Your goal: In the entries below, count every line with the word "Parameters". Return only the count.

Material for this exercise:
● ● ● ● ● ● ●
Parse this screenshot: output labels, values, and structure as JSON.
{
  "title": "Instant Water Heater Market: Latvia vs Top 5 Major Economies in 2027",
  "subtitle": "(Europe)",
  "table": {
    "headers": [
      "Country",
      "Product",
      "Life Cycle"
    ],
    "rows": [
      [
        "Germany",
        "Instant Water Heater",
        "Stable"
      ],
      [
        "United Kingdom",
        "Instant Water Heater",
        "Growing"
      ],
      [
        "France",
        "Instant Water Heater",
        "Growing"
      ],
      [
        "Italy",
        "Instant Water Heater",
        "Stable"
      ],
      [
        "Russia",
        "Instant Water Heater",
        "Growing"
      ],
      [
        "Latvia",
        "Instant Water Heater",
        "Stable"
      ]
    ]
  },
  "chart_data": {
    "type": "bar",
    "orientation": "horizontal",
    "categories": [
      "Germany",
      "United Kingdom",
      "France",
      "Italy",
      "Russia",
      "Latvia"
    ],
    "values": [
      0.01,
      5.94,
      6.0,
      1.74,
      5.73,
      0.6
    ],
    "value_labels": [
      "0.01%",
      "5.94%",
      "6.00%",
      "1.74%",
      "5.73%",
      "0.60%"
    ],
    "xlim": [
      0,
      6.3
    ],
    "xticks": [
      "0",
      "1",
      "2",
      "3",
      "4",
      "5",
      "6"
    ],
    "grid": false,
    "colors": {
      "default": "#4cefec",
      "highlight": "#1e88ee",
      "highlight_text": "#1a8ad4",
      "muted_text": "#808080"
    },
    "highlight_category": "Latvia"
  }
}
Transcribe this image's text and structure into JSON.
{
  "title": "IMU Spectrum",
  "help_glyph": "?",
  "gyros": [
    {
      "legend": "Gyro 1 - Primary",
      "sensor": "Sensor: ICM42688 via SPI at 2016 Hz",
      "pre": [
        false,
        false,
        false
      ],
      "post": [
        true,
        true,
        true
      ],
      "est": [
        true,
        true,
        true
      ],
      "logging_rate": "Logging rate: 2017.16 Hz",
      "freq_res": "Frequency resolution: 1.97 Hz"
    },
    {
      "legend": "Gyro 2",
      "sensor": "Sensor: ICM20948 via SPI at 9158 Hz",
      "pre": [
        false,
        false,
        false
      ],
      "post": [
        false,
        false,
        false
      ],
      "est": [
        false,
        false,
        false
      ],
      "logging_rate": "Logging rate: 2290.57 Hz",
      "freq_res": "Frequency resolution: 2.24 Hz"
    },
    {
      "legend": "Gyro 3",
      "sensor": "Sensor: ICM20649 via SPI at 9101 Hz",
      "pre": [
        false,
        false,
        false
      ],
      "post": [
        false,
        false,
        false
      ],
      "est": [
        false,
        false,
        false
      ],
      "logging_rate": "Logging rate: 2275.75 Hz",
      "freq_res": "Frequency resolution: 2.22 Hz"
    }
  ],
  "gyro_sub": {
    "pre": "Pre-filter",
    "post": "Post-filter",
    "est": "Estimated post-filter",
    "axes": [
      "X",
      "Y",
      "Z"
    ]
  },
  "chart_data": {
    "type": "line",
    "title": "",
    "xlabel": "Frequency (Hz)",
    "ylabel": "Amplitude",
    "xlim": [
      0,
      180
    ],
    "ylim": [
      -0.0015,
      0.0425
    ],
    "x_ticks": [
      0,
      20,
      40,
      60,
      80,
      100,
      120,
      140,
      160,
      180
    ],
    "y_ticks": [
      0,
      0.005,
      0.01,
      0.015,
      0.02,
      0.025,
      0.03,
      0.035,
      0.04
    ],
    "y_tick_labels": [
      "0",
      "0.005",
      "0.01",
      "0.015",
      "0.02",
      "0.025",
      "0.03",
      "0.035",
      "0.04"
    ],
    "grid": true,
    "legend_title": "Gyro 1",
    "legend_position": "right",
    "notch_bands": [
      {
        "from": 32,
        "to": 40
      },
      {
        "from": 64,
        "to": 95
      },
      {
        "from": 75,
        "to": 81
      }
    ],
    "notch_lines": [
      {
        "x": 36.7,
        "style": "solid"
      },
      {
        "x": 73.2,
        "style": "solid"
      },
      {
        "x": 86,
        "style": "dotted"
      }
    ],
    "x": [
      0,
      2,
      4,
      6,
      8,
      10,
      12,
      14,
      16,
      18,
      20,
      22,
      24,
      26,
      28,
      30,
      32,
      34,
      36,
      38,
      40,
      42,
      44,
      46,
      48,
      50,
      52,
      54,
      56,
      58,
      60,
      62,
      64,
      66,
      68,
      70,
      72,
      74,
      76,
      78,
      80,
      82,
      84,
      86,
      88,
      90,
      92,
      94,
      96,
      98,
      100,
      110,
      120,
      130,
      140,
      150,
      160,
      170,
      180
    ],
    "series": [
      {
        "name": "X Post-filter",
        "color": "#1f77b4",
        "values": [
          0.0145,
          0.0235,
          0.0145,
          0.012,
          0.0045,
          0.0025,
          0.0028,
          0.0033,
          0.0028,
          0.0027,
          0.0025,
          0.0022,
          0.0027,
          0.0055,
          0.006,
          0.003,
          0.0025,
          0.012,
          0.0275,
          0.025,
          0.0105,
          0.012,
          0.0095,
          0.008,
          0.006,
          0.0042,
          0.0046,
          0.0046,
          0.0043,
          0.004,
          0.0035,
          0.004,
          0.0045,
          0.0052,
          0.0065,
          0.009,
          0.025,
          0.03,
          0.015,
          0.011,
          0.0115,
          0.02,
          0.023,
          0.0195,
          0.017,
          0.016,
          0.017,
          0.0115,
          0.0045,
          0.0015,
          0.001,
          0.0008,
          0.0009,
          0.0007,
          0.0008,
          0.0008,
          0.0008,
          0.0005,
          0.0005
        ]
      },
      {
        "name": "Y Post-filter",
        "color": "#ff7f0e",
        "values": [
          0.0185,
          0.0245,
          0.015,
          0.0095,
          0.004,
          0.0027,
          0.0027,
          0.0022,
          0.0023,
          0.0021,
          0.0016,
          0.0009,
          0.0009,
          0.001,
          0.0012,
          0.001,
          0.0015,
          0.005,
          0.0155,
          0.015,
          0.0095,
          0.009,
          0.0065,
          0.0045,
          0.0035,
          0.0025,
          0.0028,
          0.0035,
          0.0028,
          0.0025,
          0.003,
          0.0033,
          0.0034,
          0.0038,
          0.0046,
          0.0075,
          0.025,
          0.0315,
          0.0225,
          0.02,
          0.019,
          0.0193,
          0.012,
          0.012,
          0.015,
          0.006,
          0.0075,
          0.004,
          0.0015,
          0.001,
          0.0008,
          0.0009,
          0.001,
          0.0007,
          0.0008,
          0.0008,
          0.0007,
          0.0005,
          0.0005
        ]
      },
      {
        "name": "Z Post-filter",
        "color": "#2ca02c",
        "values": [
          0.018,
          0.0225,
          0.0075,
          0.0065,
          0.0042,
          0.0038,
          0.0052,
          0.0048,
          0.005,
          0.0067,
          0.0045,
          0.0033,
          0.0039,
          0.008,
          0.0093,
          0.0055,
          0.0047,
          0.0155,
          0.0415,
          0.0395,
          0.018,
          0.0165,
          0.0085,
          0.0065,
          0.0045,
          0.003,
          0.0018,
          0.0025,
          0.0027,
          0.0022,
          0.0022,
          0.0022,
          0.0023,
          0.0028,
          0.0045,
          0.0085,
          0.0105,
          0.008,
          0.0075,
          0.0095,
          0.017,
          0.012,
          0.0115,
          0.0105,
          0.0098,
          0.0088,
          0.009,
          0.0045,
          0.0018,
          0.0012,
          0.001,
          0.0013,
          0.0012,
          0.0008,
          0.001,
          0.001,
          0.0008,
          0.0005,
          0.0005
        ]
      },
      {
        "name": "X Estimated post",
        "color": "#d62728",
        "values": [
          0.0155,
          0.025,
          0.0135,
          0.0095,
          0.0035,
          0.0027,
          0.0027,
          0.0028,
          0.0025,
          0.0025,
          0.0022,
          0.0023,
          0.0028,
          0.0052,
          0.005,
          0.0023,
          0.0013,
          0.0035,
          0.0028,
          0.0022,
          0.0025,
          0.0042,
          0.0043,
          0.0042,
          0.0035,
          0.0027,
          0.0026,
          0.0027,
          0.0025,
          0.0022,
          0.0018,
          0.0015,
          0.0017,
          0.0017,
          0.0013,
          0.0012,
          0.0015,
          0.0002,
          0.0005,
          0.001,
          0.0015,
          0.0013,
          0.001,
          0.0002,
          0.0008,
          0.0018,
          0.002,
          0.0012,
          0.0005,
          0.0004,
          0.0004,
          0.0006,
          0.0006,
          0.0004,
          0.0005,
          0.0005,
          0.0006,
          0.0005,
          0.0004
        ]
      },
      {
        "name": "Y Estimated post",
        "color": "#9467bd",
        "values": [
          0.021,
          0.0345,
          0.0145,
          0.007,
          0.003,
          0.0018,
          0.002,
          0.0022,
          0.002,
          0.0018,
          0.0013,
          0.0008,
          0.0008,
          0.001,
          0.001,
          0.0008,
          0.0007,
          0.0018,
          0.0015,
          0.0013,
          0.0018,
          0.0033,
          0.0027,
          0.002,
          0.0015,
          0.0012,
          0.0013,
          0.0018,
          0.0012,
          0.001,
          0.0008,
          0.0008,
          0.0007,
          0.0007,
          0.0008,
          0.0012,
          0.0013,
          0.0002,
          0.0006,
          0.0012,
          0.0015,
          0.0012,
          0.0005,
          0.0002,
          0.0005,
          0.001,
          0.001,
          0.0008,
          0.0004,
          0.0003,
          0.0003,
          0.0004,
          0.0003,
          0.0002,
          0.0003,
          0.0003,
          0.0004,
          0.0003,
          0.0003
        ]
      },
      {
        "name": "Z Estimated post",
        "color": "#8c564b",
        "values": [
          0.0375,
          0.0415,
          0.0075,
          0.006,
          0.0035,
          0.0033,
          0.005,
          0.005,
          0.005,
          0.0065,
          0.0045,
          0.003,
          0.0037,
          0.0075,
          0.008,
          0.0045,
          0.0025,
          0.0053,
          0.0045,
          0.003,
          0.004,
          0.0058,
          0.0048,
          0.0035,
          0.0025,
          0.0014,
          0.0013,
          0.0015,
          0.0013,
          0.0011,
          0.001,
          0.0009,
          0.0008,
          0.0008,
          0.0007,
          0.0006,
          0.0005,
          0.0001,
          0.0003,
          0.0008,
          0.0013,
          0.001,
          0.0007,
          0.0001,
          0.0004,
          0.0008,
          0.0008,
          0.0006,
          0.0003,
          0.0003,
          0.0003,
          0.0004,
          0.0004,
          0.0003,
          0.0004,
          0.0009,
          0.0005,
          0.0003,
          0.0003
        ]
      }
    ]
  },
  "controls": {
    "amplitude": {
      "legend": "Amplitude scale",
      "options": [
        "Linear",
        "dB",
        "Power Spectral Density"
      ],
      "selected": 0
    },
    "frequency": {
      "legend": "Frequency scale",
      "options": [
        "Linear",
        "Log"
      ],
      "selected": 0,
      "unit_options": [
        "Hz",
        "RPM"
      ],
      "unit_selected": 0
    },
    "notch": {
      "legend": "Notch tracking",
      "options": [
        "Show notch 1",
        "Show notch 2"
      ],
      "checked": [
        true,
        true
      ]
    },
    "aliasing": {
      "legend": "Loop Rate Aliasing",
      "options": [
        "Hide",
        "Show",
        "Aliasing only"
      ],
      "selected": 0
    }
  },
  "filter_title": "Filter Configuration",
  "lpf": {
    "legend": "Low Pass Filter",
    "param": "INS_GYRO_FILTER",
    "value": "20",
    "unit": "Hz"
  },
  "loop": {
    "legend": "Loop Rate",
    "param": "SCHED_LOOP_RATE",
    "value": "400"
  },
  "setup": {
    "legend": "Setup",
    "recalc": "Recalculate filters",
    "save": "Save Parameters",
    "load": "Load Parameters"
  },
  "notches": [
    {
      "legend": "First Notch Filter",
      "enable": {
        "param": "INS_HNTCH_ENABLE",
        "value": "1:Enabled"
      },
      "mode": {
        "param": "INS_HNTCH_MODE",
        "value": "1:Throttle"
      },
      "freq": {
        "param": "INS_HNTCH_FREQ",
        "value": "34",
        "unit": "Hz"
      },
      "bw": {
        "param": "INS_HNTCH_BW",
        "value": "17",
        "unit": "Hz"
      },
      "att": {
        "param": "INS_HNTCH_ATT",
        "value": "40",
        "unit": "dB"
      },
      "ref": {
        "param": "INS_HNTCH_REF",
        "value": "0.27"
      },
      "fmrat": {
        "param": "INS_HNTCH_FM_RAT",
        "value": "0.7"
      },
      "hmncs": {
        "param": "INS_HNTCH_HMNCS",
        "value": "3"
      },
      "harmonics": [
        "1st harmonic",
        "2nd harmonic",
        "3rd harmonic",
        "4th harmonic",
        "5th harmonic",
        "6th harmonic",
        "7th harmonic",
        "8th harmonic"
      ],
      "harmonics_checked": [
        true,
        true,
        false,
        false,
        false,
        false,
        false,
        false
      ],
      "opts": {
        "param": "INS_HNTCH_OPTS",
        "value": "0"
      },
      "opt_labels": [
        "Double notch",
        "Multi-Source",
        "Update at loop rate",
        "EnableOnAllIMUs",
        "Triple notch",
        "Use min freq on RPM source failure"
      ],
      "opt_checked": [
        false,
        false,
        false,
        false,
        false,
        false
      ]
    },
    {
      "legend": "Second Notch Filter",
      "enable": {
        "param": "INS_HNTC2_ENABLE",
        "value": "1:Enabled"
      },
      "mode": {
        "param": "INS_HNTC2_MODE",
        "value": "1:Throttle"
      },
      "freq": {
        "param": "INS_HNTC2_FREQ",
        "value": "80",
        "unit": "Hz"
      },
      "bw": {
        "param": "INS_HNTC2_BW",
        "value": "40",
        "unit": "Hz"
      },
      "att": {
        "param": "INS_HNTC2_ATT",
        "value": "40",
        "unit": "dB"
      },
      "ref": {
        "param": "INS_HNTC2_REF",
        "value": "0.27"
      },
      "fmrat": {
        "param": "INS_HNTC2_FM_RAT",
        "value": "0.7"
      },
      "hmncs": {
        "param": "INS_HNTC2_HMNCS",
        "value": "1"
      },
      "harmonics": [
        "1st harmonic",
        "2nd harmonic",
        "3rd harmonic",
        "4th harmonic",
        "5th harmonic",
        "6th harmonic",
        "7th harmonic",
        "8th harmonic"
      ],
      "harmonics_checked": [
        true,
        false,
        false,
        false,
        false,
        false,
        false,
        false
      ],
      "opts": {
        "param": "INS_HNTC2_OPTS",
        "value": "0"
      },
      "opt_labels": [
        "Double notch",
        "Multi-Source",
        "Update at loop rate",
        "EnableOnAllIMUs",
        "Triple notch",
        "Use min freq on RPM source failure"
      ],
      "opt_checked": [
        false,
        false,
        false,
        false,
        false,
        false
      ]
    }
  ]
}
● ● ● ● ● ● ●
Correct result: 2